Stated task — Find every line in the records below that holds the word "this" and copy it.

[start]

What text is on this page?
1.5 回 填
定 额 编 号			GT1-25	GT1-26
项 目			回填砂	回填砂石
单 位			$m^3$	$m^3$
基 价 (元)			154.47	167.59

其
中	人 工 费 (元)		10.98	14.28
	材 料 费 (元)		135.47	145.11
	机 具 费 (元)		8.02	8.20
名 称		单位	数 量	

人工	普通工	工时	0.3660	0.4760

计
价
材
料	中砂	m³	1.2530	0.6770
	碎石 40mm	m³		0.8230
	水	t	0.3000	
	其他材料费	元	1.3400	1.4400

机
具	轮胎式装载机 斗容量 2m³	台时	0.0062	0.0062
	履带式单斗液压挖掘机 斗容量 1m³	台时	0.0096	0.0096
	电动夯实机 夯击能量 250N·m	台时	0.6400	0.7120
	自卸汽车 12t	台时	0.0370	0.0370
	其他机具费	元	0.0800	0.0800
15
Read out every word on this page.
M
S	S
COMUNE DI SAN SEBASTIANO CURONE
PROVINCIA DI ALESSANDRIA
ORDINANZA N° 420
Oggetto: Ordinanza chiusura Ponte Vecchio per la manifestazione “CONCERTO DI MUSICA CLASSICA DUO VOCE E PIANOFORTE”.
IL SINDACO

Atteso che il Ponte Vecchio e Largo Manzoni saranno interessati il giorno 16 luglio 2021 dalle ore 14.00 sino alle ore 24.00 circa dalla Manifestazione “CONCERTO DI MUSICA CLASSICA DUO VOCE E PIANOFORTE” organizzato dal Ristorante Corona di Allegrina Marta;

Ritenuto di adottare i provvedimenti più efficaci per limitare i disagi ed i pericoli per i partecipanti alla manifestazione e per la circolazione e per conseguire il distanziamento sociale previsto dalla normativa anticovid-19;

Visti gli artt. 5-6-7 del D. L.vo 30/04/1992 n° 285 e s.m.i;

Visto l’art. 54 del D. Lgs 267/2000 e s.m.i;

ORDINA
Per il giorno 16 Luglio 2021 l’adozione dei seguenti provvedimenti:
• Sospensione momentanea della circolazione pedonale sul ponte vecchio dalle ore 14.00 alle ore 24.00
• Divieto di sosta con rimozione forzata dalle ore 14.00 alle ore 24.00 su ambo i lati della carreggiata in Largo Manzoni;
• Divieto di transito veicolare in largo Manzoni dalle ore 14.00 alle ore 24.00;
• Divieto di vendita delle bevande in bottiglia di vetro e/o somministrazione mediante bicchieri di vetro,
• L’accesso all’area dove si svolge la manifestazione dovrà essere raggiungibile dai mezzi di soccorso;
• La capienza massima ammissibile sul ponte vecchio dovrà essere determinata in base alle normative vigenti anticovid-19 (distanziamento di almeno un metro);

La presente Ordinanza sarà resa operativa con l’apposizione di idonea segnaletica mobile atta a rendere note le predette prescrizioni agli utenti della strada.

[end]

Task result —
What text is on this page?
Read out every word on this page.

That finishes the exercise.